| Task input |

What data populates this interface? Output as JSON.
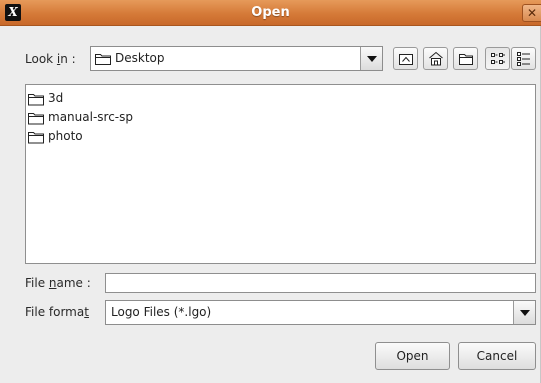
{
  "window": {
    "title": "Open",
    "app_icon_glyph": "X",
    "close_glyph": "✕"
  },
  "look_in": {
    "label_prefix": "Look ",
    "label_mnemonic": "i",
    "label_suffix": "n :",
    "selected": "Desktop"
  },
  "toolbar": {
    "buttons": [
      {
        "name": "up-one-level-icon"
      },
      {
        "name": "home-icon"
      },
      {
        "name": "new-folder-icon"
      },
      {
        "name": "list-view-icon",
        "pressed": true
      },
      {
        "name": "details-view-icon"
      }
    ]
  },
  "files": [
    {
      "name": "3d",
      "type": "folder"
    },
    {
      "name": "manual-src-sp",
      "type": "folder"
    },
    {
      "name": "photo",
      "type": "folder"
    }
  ],
  "file_name": {
    "label_prefix": "File ",
    "label_mnemonic": "n",
    "label_suffix": "ame :",
    "value": ""
  },
  "file_format": {
    "label_prefix": "File forma",
    "label_mnemonic": "t",
    "label_suffix": "",
    "selected": "Logo Files (*.lgo)"
  },
  "buttons": {
    "open": "Open",
    "cancel": "Cancel"
  },
  "colors": {
    "titlebar": "#d57a38",
    "dialog_bg": "#ededed"
  }
}
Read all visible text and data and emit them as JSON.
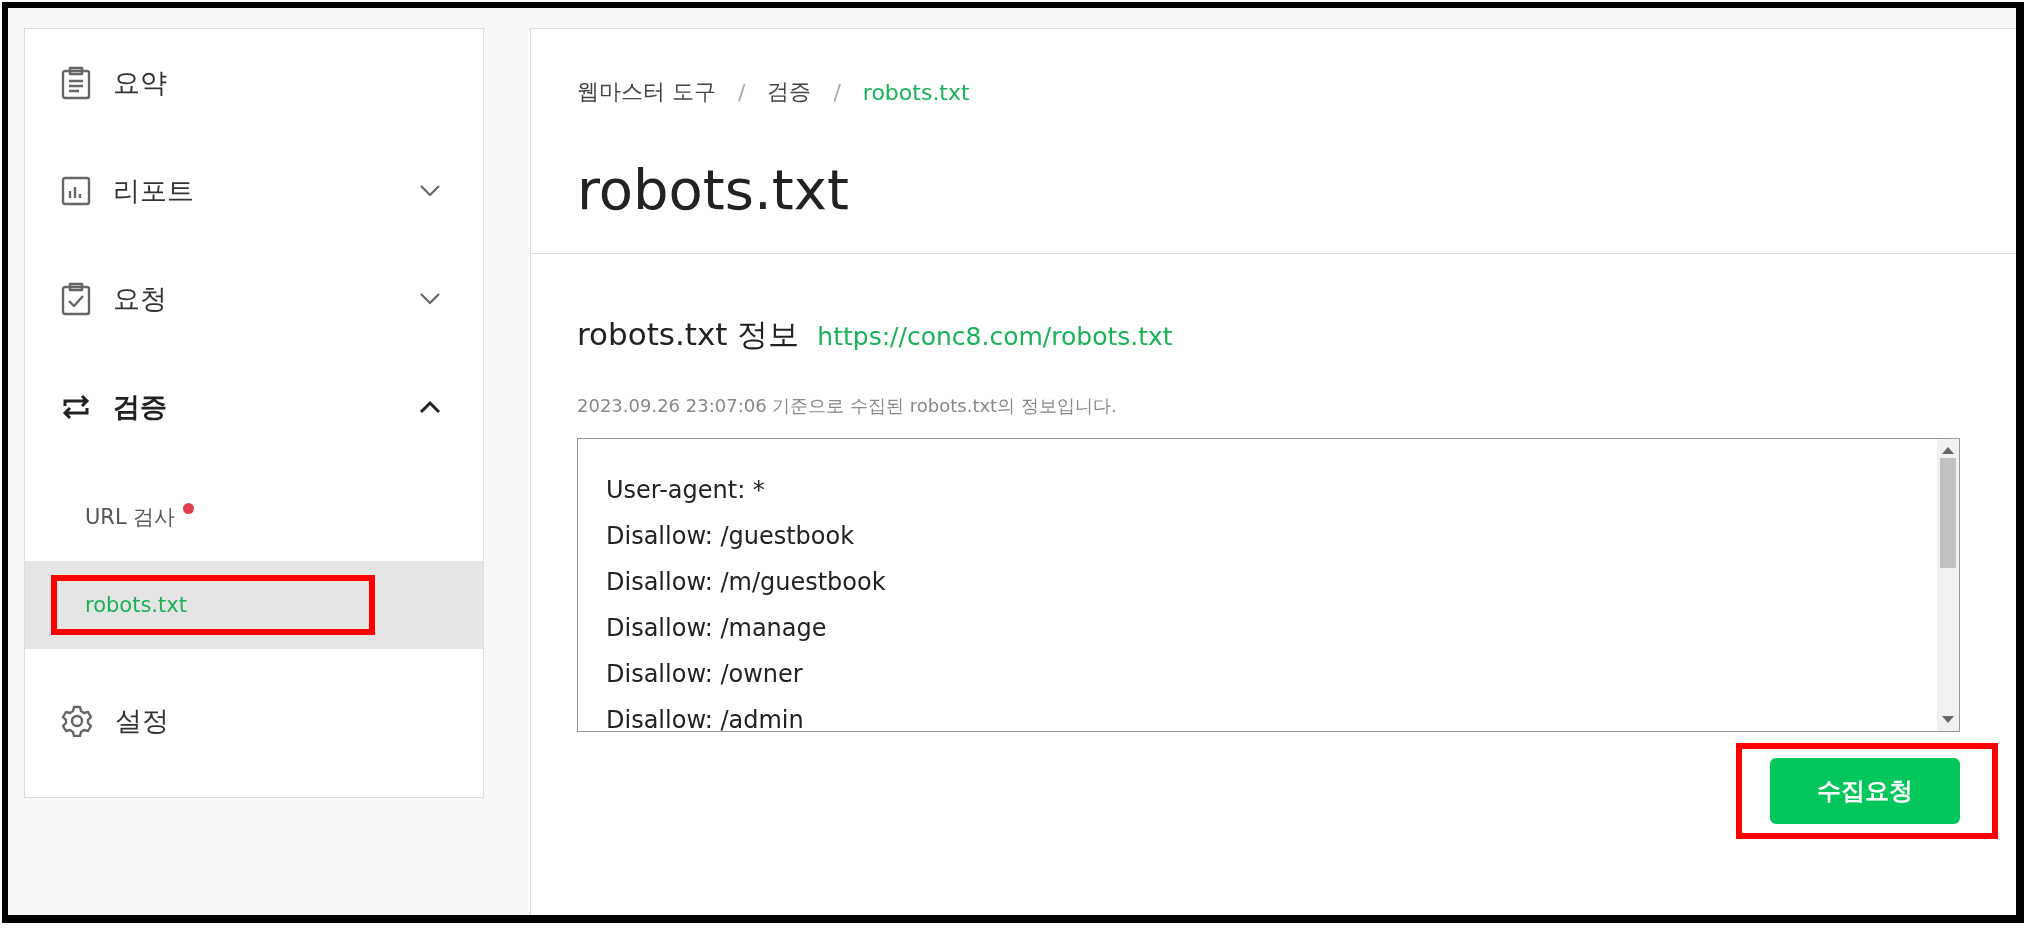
{
  "sidebar": {
    "items": [
      {
        "label": "요약",
        "selected": false
      },
      {
        "label": "리포트",
        "selected": false,
        "expanded": false
      },
      {
        "label": "요청",
        "selected": false,
        "expanded": false
      },
      {
        "label": "검증",
        "selected": true,
        "expanded": true,
        "children": [
          {
            "label": "URL 검사",
            "selected": false,
            "notified": true,
            "highlighted": false
          },
          {
            "label": "robots.txt",
            "selected": true,
            "notified": false,
            "highlighted": true
          }
        ]
      },
      {
        "label": "설정",
        "selected": false
      }
    ]
  },
  "breadcrumb": [
    {
      "label": "웹마스터 도구",
      "current": false
    },
    {
      "label": "검증",
      "current": false
    },
    {
      "label": "robots.txt",
      "current": true
    }
  ],
  "breadcrumb_separator": "/",
  "title": "robots.txt",
  "section": {
    "heading": "robots.txt 정보",
    "url": "https://conc8.com/robots.txt",
    "note": "2023.09.26 23:07:06 기준으로 수집된 robots.txt의 정보입니다.",
    "lines": [
      "User-agent: *",
      "Disallow: /guestbook",
      "Disallow: /m/guestbook",
      "Disallow: /manage",
      "Disallow: /owner",
      "Disallow: /admin"
    ]
  },
  "button": {
    "label": "수집요청",
    "highlighted": true
  }
}
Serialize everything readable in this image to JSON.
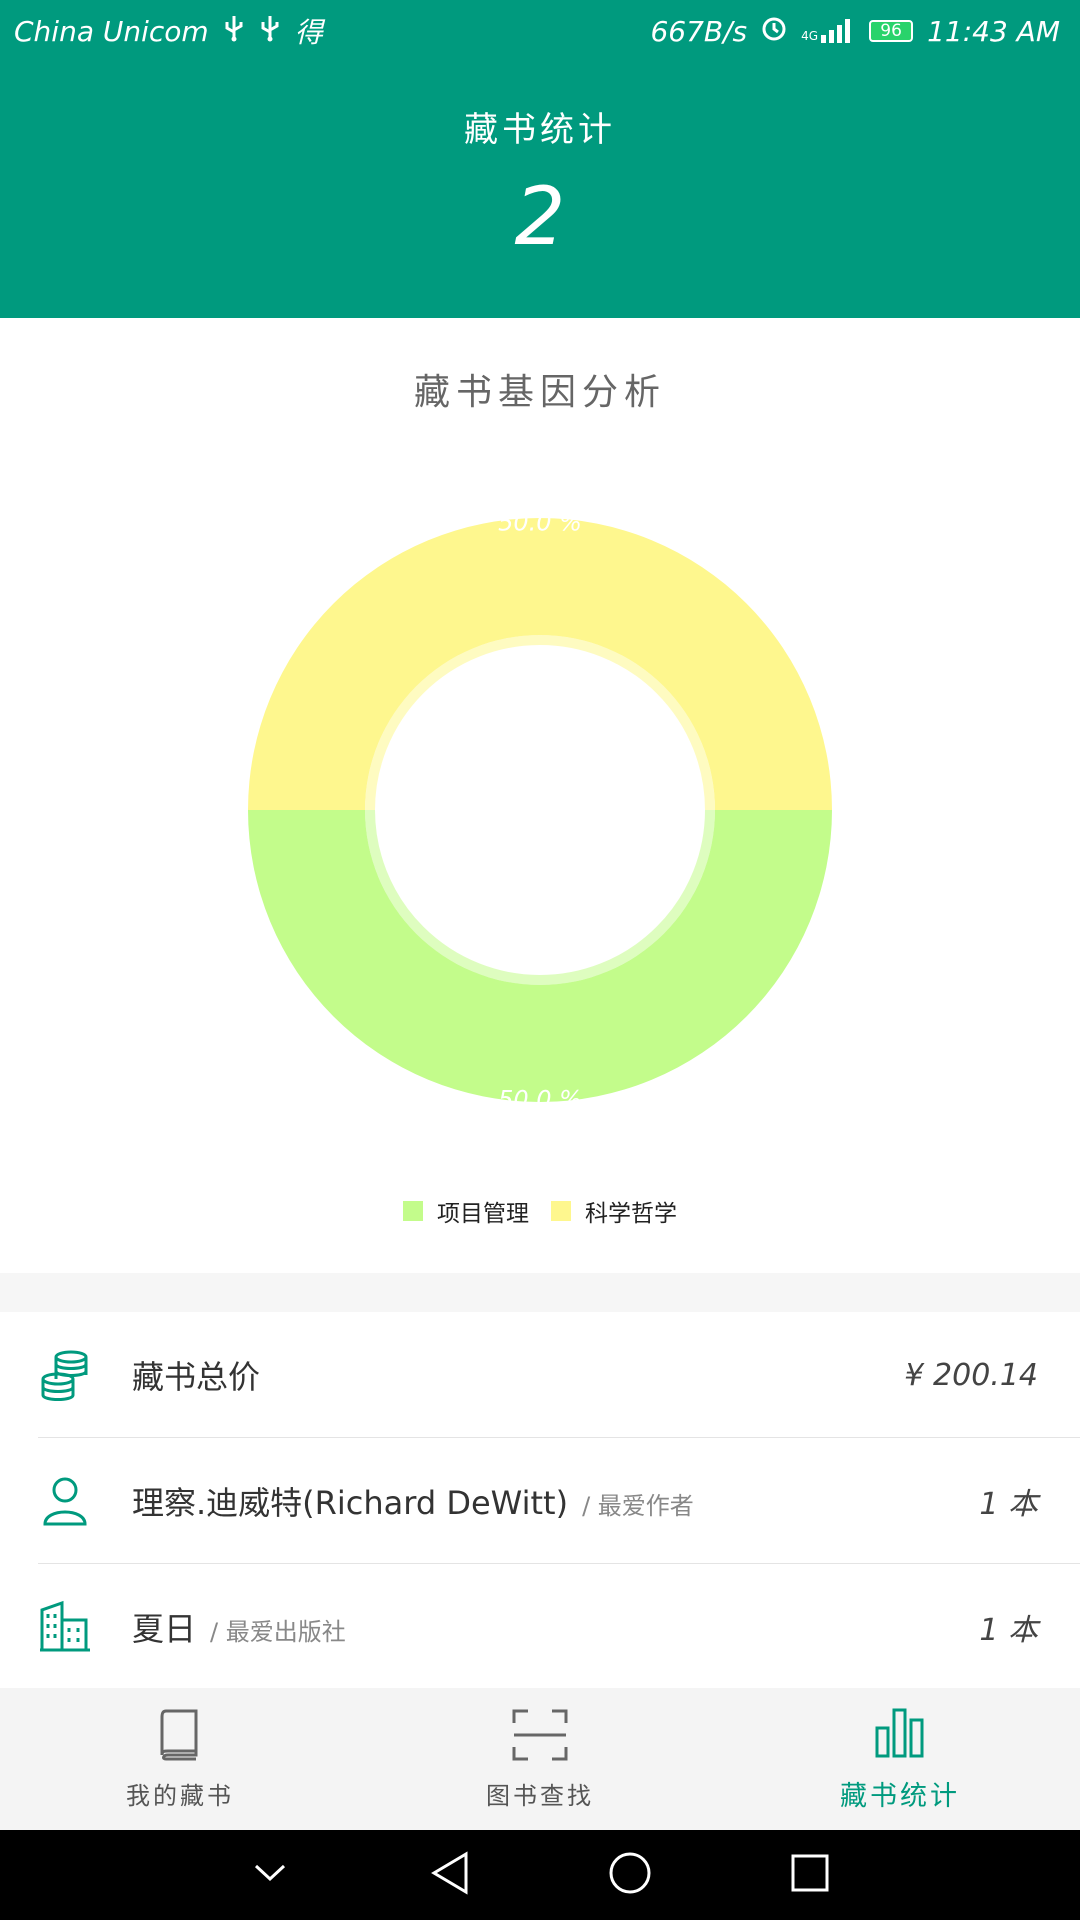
{
  "status_bar": {
    "carrier": "China Unicom",
    "left_icons": [
      "usb-icon",
      "usb-icon",
      "notification-icon"
    ],
    "notification_glyph": "得",
    "net_speed": "667B/s",
    "signal": "4G",
    "battery": "96",
    "time": "11:43 AM"
  },
  "header": {
    "title": "藏书统计",
    "count": "2"
  },
  "chart": {
    "title": "藏书基因分析"
  },
  "chart_data": {
    "type": "pie",
    "donut": true,
    "series": [
      {
        "name": "项目管理",
        "value": 50.0,
        "label": "50.0 %",
        "color": "#c3fc8b"
      },
      {
        "name": "科学哲学",
        "value": 50.0,
        "label": "50.0 %",
        "color": "#fef78e"
      }
    ],
    "legend": "bottom-center"
  },
  "stats": {
    "rows": [
      {
        "icon": "coins-icon",
        "main": "藏书总价",
        "sub": "",
        "value": "¥ 200.14"
      },
      {
        "icon": "person-icon",
        "main": "理察.迪威特(Richard DeWitt)",
        "sub": "/ 最爱作者",
        "value": "1 本"
      },
      {
        "icon": "building-icon",
        "main": "夏日",
        "sub": "/ 最爱出版社",
        "value": "1 本"
      }
    ]
  },
  "tabs": [
    {
      "label": "我的藏书",
      "icon": "book-icon",
      "active": false
    },
    {
      "label": "图书查找",
      "icon": "scan-icon",
      "active": false
    },
    {
      "label": "藏书统计",
      "icon": "bar-chart-icon",
      "active": true
    }
  ],
  "colors": {
    "primary": "#009a7e",
    "project_mgmt": "#c3fc8b",
    "science_philosophy": "#fef78e"
  }
}
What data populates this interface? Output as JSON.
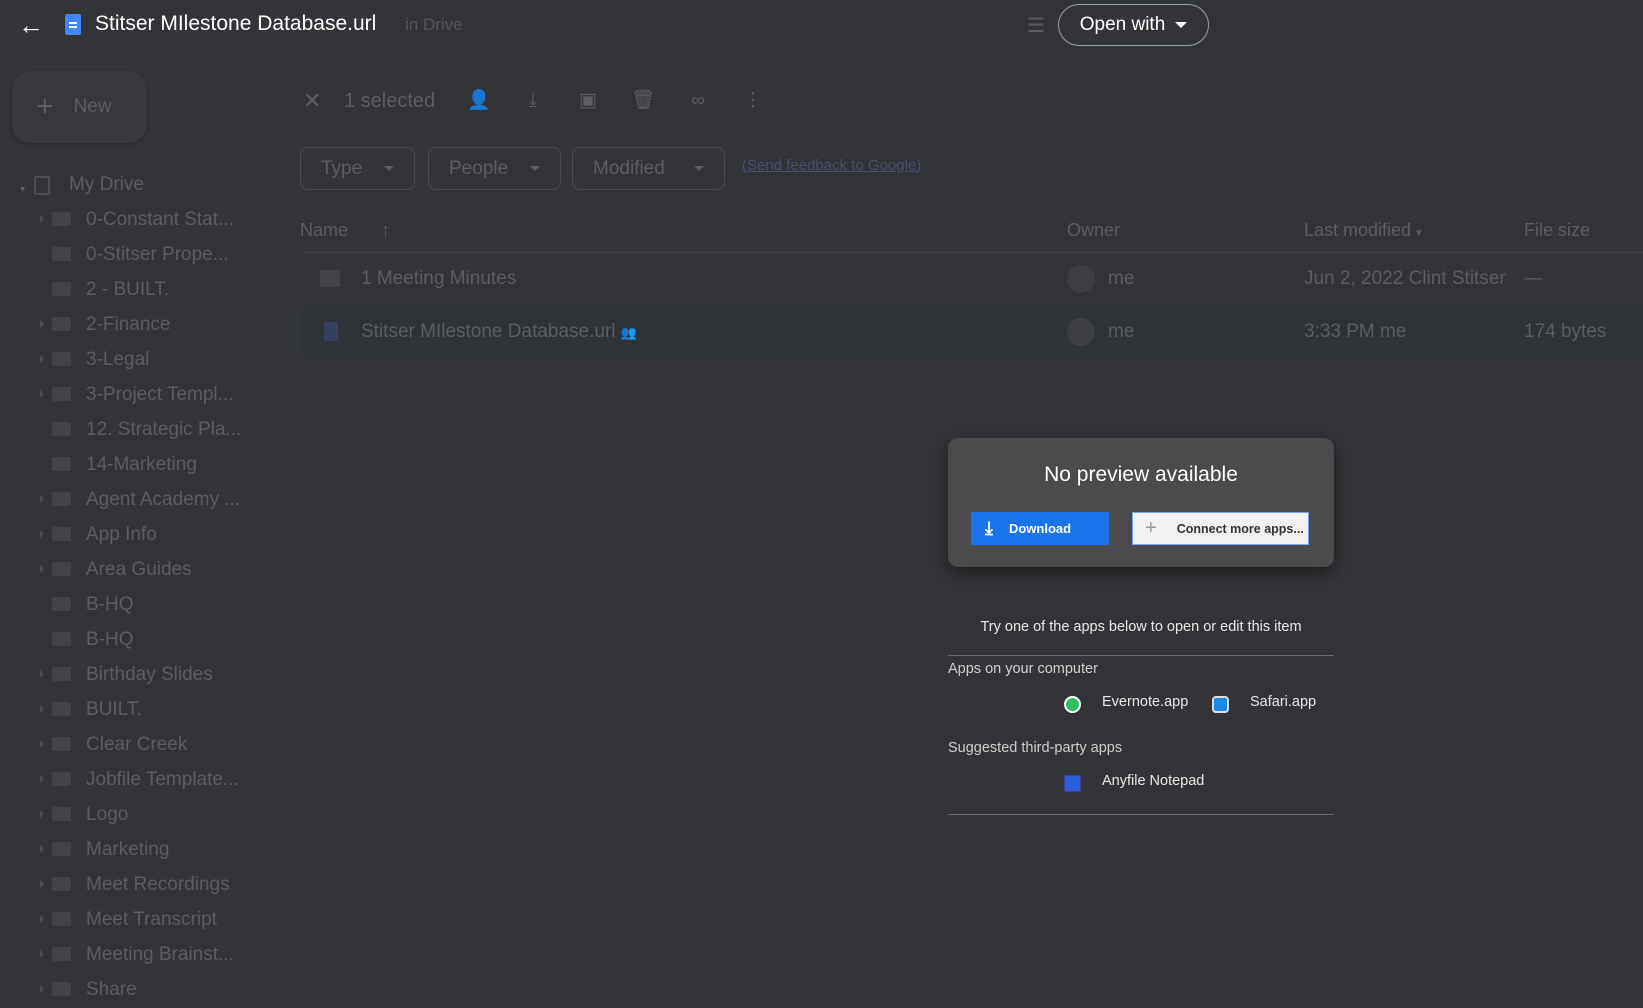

| Your objective |
Return the material exactly as given, apart from the pictures.

| Complete response |
What data populates this interface? Output as JSON.
{
  "window": {
    "title": "Open",
    "app_icon_glyph": "X",
    "close_glyph": "✕"
  },
  "look_in": {
    "label_prefix": "Look ",
    "label_mnemonic": "i",
    "label_suffix": "n :",
    "selected": "Desktop"
  },
  "toolbar": {
    "buttons": [
      {
        "name": "up-one-level-icon"
      },
      {
        "name": "home-icon"
      },
      {
        "name": "new-folder-icon"
      },
      {
        "name": "list-view-icon",
        "pressed": true
      },
      {
        "name": "details-view-icon"
      }
    ]
  },
  "files": [
    {
      "name": "3d",
      "type": "folder"
    },
    {
      "name": "manual-src-sp",
      "type": "folder"
    },
    {
      "name": "photo",
      "type": "folder"
    }
  ],
  "file_name": {
    "label_prefix": "File ",
    "label_mnemonic": "n",
    "label_suffix": "ame :",
    "value": ""
  },
  "file_format": {
    "label_prefix": "File forma",
    "label_mnemonic": "t",
    "label_suffix": "",
    "selected": "Logo Files (*.lgo)"
  },
  "buttons": {
    "open": "Open",
    "cancel": "Cancel"
  },
  "colors": {
    "titlebar": "#d57a38",
    "dialog_bg": "#ededed"
  }
}
Read all visible text and data and emit them as JSON.
{
  "sidebar": {
    "items": [
      {
        "label": "요약",
        "selected": false
      },
      {
        "label": "리포트",
        "selected": false,
        "expanded": false
      },
      {
        "label": "요청",
        "selected": false,
        "expanded": false
      },
      {
        "label": "검증",
        "selected": true,
        "expanded": true,
        "children": [
          {
            "label": "URL 검사",
            "selected": false,
            "notified": true,
            "highlighted": false
          },
          {
            "label": "robots.txt",
            "selected": true,
            "notified": false,
            "highlighted": true
          }
        ]
      },
      {
        "label": "설정",
        "selected": false
      }
    ]
  },
  "breadcrumb": [
    {
      "label": "웹마스터 도구",
      "current": false
    },
    {
      "label": "검증",
      "current": false
    },
    {
      "label": "robots.txt",
      "current": true
    }
  ],
  "breadcrumb_separator": "/",
  "title": "robots.txt",
  "section": {
    "heading": "robots.txt 정보",
    "url": "https://conc8.com/robots.txt",
    "note": "2023.09.26 23:07:06 기준으로 수집된 robots.txt의 정보입니다.",
    "lines": [
      "User-agent: *",
      "Disallow: /guestbook",
      "Disallow: /m/guestbook",
      "Disallow: /manage",
      "Disallow: /owner",
      "Disallow: /admin"
    ]
  },
  "button": {
    "label": "수집요청",
    "highlighted": true
  }
}
Serialize everything readable in this image to JSON.
{
  "status_bar": {
    "carrier": "China Unicom",
    "left_icons": [
      "usb-icon",
      "usb-icon",
      "notification-icon"
    ],
    "notification_glyph": "得",
    "net_speed": "667B/s",
    "signal": "4G",
    "battery": "96",
    "time": "11:43 AM"
  },
  "header": {
    "title": "藏书统计",
    "count": "2"
  },
  "chart": {
    "title": "藏书基因分析"
  },
  "chart_data": {
    "type": "pie",
    "donut": true,
    "series": [
      {
        "name": "项目管理",
        "value": 50.0,
        "label": "50.0 %",
        "color": "#c3fc8b"
      },
      {
        "name": "科学哲学",
        "value": 50.0,
        "label": "50.0 %",
        "color": "#fef78e"
      }
    ],
    "legend": "bottom-center"
  },
  "stats": {
    "rows": [
      {
        "icon": "coins-icon",
        "main": "藏书总价",
        "sub": "",
        "value": "¥ 200.14"
      },
      {
        "icon": "person-icon",
        "main": "理察.迪威特(Richard DeWitt)",
        "sub": "/ 最爱作者",
        "value": "1 本"
      },
      {
        "icon": "building-icon",
        "main": "夏日",
        "sub": "/ 最爱出版社",
        "value": "1 本"
      }
    ]
  },
  "tabs": [
    {
      "label": "我的藏书",
      "icon": "book-icon",
      "active": false
    },
    {
      "label": "图书查找",
      "icon": "scan-icon",
      "active": false
    },
    {
      "label": "藏书统计",
      "icon": "bar-chart-icon",
      "active": true
    }
  ],
  "colors": {
    "primary": "#009a7e",
    "project_mgmt": "#c3fc8b",
    "science_philosophy": "#fef78e"
  }
}
What data populates this interface? Output as JSON.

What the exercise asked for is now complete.